- **STATED TASK**: Transcribe, word for word, the line containing "Serialize everything readable" and each line following it through the end of the listing below. Omit all other lines.

Saved entries
··········

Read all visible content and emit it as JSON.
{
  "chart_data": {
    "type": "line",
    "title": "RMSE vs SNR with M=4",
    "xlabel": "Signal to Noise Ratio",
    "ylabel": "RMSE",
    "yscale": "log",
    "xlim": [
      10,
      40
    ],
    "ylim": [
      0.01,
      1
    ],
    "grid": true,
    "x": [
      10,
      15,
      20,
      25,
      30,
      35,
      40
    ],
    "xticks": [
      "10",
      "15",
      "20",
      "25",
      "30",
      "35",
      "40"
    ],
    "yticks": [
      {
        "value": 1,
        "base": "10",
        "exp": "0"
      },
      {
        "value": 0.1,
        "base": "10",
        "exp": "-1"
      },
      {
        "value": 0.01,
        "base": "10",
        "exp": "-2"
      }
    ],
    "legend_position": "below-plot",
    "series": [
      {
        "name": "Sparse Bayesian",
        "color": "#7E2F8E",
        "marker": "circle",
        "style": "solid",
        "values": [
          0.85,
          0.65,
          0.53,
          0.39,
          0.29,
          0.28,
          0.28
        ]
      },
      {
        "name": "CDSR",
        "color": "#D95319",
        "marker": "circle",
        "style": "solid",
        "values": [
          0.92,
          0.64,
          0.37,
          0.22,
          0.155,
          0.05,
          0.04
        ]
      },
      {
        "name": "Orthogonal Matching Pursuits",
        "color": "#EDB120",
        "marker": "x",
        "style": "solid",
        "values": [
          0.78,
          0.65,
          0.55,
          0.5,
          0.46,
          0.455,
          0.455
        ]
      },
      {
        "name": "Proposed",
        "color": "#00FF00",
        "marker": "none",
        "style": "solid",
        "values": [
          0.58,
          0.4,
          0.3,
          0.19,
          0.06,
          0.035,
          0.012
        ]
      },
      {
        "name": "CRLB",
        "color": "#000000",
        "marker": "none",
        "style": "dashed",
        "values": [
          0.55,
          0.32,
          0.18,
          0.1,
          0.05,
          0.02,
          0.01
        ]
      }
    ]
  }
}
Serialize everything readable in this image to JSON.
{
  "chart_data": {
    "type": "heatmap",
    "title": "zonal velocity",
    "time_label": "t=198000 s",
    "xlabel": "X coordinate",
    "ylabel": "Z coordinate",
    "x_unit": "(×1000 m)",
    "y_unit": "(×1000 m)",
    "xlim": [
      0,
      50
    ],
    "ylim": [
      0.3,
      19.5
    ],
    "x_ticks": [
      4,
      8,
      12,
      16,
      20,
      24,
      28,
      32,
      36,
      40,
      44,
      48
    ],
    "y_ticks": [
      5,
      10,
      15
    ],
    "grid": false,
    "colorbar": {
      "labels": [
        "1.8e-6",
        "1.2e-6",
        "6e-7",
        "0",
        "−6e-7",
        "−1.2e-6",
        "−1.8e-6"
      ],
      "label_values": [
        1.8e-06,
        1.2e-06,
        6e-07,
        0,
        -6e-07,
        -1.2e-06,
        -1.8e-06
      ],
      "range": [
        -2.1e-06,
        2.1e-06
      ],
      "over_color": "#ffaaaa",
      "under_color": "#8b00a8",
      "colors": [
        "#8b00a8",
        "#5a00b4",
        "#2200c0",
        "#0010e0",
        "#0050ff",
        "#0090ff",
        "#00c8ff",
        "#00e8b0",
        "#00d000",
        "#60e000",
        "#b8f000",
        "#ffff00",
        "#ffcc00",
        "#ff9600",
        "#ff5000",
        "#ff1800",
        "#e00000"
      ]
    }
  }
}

··········

- **FINAL ANSWER**:
Serialize everything readable in this image to JSON.
{
  "chart_data": {
    "type": "heatmap",
    "title": "zonal velocity",
    "time_label": "t=198000 s",
    "xlabel": "X coordinate",
    "ylabel": "Z coordinate",
    "x_unit": "(×1000 m)",
    "y_unit": "(×1000 m)",
    "xlim": [
      0,
      50
    ],
    "ylim": [
      0.3,
      19.5
    ],
    "x_ticks": [
      4,
      8,
      12,
      16,
      20,
      24,
      28,
      32,
      36,
      40,
      44,
      48
    ],
    "y_ticks": [
      5,
      10,
      15
    ],
    "grid": false,
    "colorbar": {
      "labels": [
        "1.8e-6",
        "1.2e-6",
        "6e-7",
        "0",
        "−6e-7",
        "−1.2e-6",
        "−1.8e-6"
      ],
      "label_values": [
        1.8e-06,
        1.2e-06,
        6e-07,
        0,
        -6e-07,
        -1.2e-06,
        -1.8e-06
      ],
      "range": [
        -2.1e-06,
        2.1e-06
      ],
      "over_color": "#ffaaaa",
      "under_color": "#8b00a8",
      "colors": [
        "#8b00a8",
        "#5a00b4",
        "#2200c0",
        "#0010e0",
        "#0050ff",
        "#0090ff",
        "#00c8ff",
        "#00e8b0",
        "#00d000",
        "#60e000",
        "#b8f000",
        "#ffff00",
        "#ffcc00",
        "#ff9600",
        "#ff5000",
        "#ff1800",
        "#e00000"
      ]
    }
  }
}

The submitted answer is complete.